- **Provided entries**:
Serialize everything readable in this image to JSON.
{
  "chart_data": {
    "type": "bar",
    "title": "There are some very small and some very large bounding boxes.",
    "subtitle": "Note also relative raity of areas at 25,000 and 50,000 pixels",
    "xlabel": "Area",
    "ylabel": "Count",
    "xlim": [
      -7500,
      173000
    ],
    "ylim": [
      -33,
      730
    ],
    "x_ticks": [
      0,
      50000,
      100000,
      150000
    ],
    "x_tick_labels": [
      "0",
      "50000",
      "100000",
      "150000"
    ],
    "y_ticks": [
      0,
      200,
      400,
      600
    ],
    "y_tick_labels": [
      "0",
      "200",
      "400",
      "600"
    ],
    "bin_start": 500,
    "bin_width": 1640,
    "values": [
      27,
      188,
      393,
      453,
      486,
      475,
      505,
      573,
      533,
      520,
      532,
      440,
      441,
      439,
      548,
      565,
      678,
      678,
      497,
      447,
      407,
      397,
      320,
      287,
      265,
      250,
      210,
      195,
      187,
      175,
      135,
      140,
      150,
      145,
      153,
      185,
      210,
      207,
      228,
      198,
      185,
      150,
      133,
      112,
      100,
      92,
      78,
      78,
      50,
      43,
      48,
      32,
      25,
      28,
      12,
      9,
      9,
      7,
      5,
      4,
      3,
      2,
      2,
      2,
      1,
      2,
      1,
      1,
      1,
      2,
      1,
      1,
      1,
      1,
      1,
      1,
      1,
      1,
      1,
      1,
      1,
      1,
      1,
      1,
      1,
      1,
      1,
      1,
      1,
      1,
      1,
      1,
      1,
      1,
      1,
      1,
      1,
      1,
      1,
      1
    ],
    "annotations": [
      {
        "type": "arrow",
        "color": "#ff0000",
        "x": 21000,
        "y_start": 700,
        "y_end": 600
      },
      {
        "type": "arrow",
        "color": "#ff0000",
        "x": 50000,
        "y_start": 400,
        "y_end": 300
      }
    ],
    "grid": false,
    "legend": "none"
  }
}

- **What you have to do**:
Write out every record verbatim.

- **Solution for this problem**:
Serialize everything readable in this image to JSON.
{
  "chart_data": {
    "type": "bar",
    "title": "There are some very small and some very large bounding boxes.",
    "subtitle": "Note also relative raity of areas at 25,000 and 50,000 pixels",
    "xlabel": "Area",
    "ylabel": "Count",
    "xlim": [
      -7500,
      173000
    ],
    "ylim": [
      -33,
      730
    ],
    "x_ticks": [
      0,
      50000,
      100000,
      150000
    ],
    "x_tick_labels": [
      "0",
      "50000",
      "100000",
      "150000"
    ],
    "y_ticks": [
      0,
      200,
      400,
      600
    ],
    "y_tick_labels": [
      "0",
      "200",
      "400",
      "600"
    ],
    "bin_start": 500,
    "bin_width": 1640,
    "values": [
      27,
      188,
      393,
      453,
      486,
      475,
      505,
      573,
      533,
      520,
      532,
      440,
      441,
      439,
      548,
      565,
      678,
      678,
      497,
      447,
      407,
      397,
      320,
      287,
      265,
      250,
      210,
      195,
      187,
      175,
      135,
      140,
      150,
      145,
      153,
      185,
      210,
      207,
      228,
      198,
      185,
      150,
      133,
      112,
      100,
      92,
      78,
      78,
      50,
      43,
      48,
      32,
      25,
      28,
      12,
      9,
      9,
      7,
      5,
      4,
      3,
      2,
      2,
      2,
      1,
      2,
      1,
      1,
      1,
      2,
      1,
      1,
      1,
      1,
      1,
      1,
      1,
      1,
      1,
      1,
      1,
      1,
      1,
      1,
      1,
      1,
      1,
      1,
      1,
      1,
      1,
      1,
      1,
      1,
      1,
      1,
      1,
      1,
      1,
      1
    ],
    "annotations": [
      {
        "type": "arrow",
        "color": "#ff0000",
        "x": 21000,
        "y_start": 700,
        "y_end": 600
      },
      {
        "type": "arrow",
        "color": "#ff0000",
        "x": 50000,
        "y_start": 400,
        "y_end": 300
      }
    ],
    "grid": false,
    "legend": "none"
  }
}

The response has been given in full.